**What you are asked to do:** Using the entries that follow, state how many lines contain the word "right". The response is that number and nothing more.

══════════

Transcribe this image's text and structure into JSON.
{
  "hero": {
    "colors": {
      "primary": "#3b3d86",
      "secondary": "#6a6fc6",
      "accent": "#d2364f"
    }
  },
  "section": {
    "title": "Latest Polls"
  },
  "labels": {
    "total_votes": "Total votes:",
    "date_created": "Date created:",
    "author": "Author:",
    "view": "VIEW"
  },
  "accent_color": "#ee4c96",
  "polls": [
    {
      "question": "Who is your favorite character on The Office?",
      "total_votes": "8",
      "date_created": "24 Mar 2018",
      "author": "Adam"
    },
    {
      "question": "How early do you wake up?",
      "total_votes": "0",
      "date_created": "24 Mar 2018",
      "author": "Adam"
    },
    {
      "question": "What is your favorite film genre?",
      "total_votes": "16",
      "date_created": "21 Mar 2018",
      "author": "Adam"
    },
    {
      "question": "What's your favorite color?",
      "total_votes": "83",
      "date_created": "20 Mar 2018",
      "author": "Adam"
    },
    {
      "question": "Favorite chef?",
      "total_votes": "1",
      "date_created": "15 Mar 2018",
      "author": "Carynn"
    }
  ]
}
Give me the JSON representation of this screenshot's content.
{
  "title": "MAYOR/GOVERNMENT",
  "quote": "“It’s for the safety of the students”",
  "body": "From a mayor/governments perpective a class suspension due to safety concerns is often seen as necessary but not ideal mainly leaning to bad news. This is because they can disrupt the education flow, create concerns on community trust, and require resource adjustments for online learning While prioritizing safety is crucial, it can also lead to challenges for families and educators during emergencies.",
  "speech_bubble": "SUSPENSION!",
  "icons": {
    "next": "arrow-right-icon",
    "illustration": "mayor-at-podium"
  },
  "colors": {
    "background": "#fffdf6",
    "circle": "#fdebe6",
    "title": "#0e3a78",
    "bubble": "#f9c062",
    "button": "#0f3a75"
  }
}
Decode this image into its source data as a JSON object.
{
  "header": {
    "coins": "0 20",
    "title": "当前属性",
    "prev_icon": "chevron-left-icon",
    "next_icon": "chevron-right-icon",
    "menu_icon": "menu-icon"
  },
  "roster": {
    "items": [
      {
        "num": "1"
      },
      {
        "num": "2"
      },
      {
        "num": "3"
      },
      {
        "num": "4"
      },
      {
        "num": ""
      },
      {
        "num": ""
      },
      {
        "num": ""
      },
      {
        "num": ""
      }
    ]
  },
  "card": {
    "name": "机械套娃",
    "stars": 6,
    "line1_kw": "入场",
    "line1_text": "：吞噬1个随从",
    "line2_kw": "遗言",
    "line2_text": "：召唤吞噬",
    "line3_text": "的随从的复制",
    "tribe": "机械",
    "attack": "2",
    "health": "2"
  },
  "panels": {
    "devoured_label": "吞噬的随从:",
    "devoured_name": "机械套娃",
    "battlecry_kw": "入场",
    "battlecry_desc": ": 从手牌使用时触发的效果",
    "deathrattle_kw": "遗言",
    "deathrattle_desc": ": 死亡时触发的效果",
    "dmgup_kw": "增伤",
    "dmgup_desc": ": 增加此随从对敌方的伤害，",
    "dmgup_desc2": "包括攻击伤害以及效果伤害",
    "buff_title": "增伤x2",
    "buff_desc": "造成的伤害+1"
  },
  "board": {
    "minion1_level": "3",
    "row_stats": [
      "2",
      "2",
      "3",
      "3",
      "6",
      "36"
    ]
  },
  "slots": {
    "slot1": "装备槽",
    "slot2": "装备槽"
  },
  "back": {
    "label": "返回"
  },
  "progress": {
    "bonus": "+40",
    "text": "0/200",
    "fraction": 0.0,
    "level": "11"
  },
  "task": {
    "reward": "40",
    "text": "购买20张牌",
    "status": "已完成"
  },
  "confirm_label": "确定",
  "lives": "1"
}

══════════

**Task result:** 2